#### [Exercise goal]
All entries are to be transcribed exactly. Pictures are not part of the copy.

#### [Exercise data]

──────────

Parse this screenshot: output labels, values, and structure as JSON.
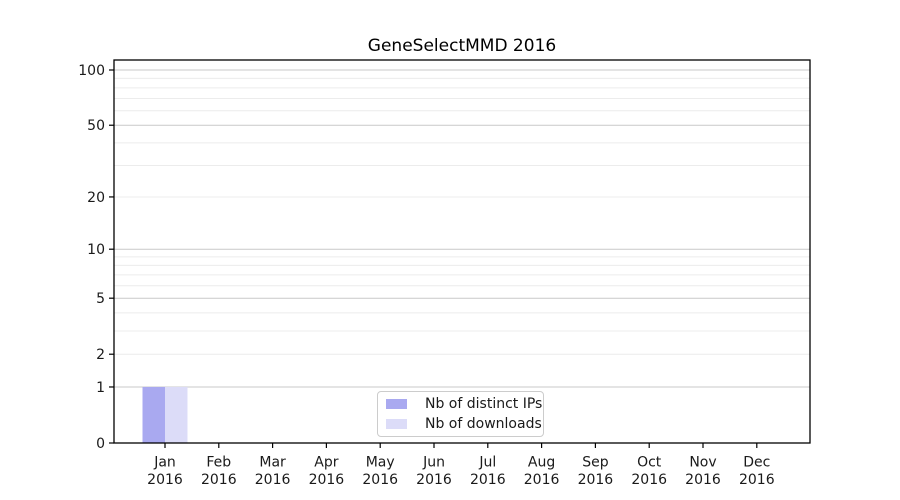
{
  "page_title": "GeneSelectMMD 2016",
  "chart_data": {
    "type": "bar",
    "title": "GeneSelectMMD 2016",
    "scale": "log1p",
    "xlabel": "",
    "ylabel": "",
    "categories": [
      "Jan 2016",
      "Feb 2016",
      "Mar 2016",
      "Apr 2016",
      "May 2016",
      "Jun 2016",
      "Jul 2016",
      "Aug 2016",
      "Sep 2016",
      "Oct 2016",
      "Nov 2016",
      "Dec 2016"
    ],
    "series": [
      {
        "name": "Nb of distinct IPs",
        "color": "#a9a9f0",
        "values": [
          1,
          0,
          0,
          0,
          0,
          0,
          0,
          0,
          0,
          0,
          0,
          0
        ]
      },
      {
        "name": "Nb of downloads",
        "color": "#dcdcf8",
        "values": [
          1,
          0,
          0,
          0,
          0,
          0,
          0,
          0,
          0,
          0,
          0,
          0
        ]
      }
    ],
    "yticks": [
      0,
      1,
      2,
      5,
      10,
      20,
      50,
      100
    ],
    "ylim": [
      0,
      113
    ],
    "grid": "horizontal",
    "legend_position": "lower center",
    "axis_color": "#000000",
    "tick_label_color": "#1a1a1a",
    "major_grid_color": "#c9c9c9",
    "minor_grid_color": "#ececec",
    "minor_grid_values": [
      2,
      3,
      4,
      6,
      7,
      8,
      9,
      20,
      30,
      40,
      60,
      70,
      80,
      90
    ],
    "major_grid_values": [
      1,
      5,
      10,
      50,
      100
    ]
  }
}
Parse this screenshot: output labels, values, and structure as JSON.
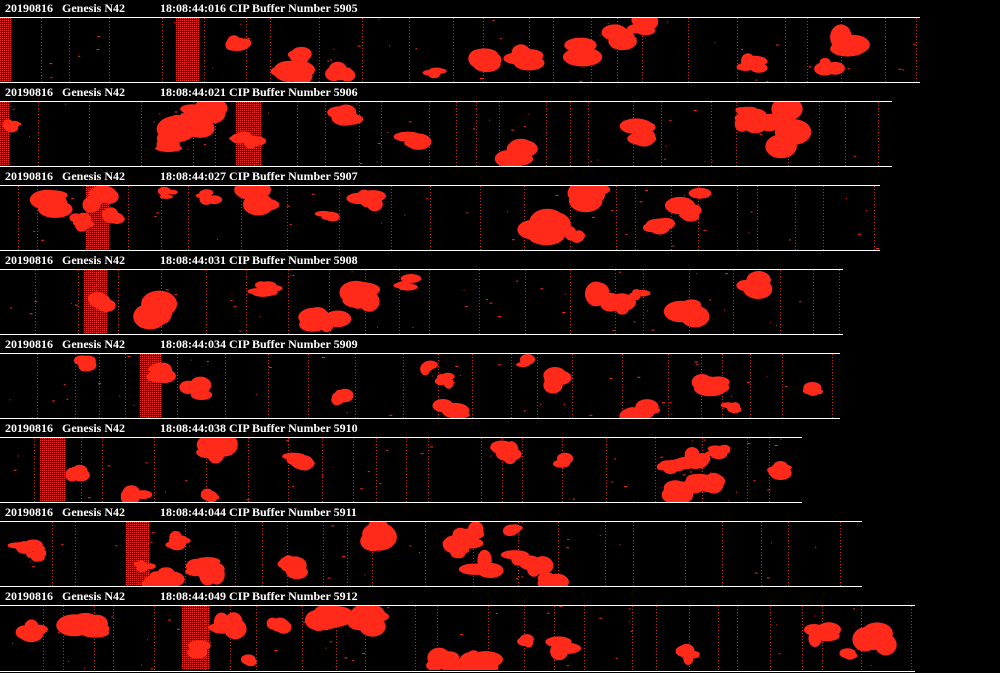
{
  "colors": {
    "background": "#000000",
    "text": "#ffffff",
    "particle": "#ff2a1a"
  },
  "buffers": [
    {
      "date": "20190816",
      "probe": "Genesis N42",
      "time": "18:08:44:016",
      "label": "CIP Buffer Number",
      "number": "5905"
    },
    {
      "date": "20190816",
      "probe": "Genesis N42",
      "time": "18:08:44:021",
      "label": "CIP Buffer Number",
      "number": "5906"
    },
    {
      "date": "20190816",
      "probe": "Genesis N42",
      "time": "18:08:44:027",
      "label": "CIP Buffer Number",
      "number": "5907"
    },
    {
      "date": "20190816",
      "probe": "Genesis N42",
      "time": "18:08:44:031",
      "label": "CIP Buffer Number",
      "number": "5908"
    },
    {
      "date": "20190816",
      "probe": "Genesis N42",
      "time": "18:08:44:034",
      "label": "CIP Buffer Number",
      "number": "5909"
    },
    {
      "date": "20190816",
      "probe": "Genesis N42",
      "time": "18:08:44:038",
      "label": "CIP Buffer Number",
      "number": "5910"
    },
    {
      "date": "20190816",
      "probe": "Genesis N42",
      "time": "18:08:44:044",
      "label": "CIP Buffer Number",
      "number": "5911"
    },
    {
      "date": "20190816",
      "probe": "Genesis N42",
      "time": "18:08:44:049",
      "label": "CIP Buffer Number",
      "number": "5912"
    }
  ]
}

──────────

#### [Expected answer]
Parse this screenshot: output labels, values, and structure as JSON.
{
  "page_title": "GeneSelectMMD 2016",
  "chart_data": {
    "type": "bar",
    "title": "GeneSelectMMD 2016",
    "scale": "log1p",
    "xlabel": "",
    "ylabel": "",
    "categories": [
      "Jan 2016",
      "Feb 2016",
      "Mar 2016",
      "Apr 2016",
      "May 2016",
      "Jun 2016",
      "Jul 2016",
      "Aug 2016",
      "Sep 2016",
      "Oct 2016",
      "Nov 2016",
      "Dec 2016"
    ],
    "series": [
      {
        "name": "Nb of distinct IPs",
        "color": "#a9a9f0",
        "values": [
          1,
          0,
          0,
          0,
          0,
          0,
          0,
          0,
          0,
          0,
          0,
          0
        ]
      },
      {
        "name": "Nb of downloads",
        "color": "#dcdcf8",
        "values": [
          1,
          0,
          0,
          0,
          0,
          0,
          0,
          0,
          0,
          0,
          0,
          0
        ]
      }
    ],
    "yticks": [
      0,
      1,
      2,
      5,
      10,
      20,
      50,
      100
    ],
    "ylim": [
      0,
      113
    ],
    "grid": "horizontal",
    "legend_position": "lower center",
    "axis_color": "#000000",
    "tick_label_color": "#1a1a1a",
    "major_grid_color": "#c9c9c9",
    "minor_grid_color": "#ececec",
    "minor_grid_values": [
      2,
      3,
      4,
      6,
      7,
      8,
      9,
      20,
      30,
      40,
      60,
      70,
      80,
      90
    ],
    "major_grid_values": [
      1,
      5,
      10,
      50,
      100
    ]
  }
}
Parse this screenshot: output labels, values, and structure as JSON.
{
  "colors": {
    "background": "#000000",
    "text": "#ffffff",
    "particle": "#ff2a1a"
  },
  "buffers": [
    {
      "date": "20190816",
      "probe": "Genesis N42",
      "time": "18:08:44:016",
      "label": "CIP Buffer Number",
      "number": "5905"
    },
    {
      "date": "20190816",
      "probe": "Genesis N42",
      "time": "18:08:44:021",
      "label": "CIP Buffer Number",
      "number": "5906"
    },
    {
      "date": "20190816",
      "probe": "Genesis N42",
      "time": "18:08:44:027",
      "label": "CIP Buffer Number",
      "number": "5907"
    },
    {
      "date": "20190816",
      "probe": "Genesis N42",
      "time": "18:08:44:031",
      "label": "CIP Buffer Number",
      "number": "5908"
    },
    {
      "date": "20190816",
      "probe": "Genesis N42",
      "time": "18:08:44:034",
      "label": "CIP Buffer Number",
      "number": "5909"
    },
    {
      "date": "20190816",
      "probe": "Genesis N42",
      "time": "18:08:44:038",
      "label": "CIP Buffer Number",
      "number": "5910"
    },
    {
      "date": "20190816",
      "probe": "Genesis N42",
      "time": "18:08:44:044",
      "label": "CIP Buffer Number",
      "number": "5911"
    },
    {
      "date": "20190816",
      "probe": "Genesis N42",
      "time": "18:08:44:049",
      "label": "CIP Buffer Number",
      "number": "5912"
    }
  ]
}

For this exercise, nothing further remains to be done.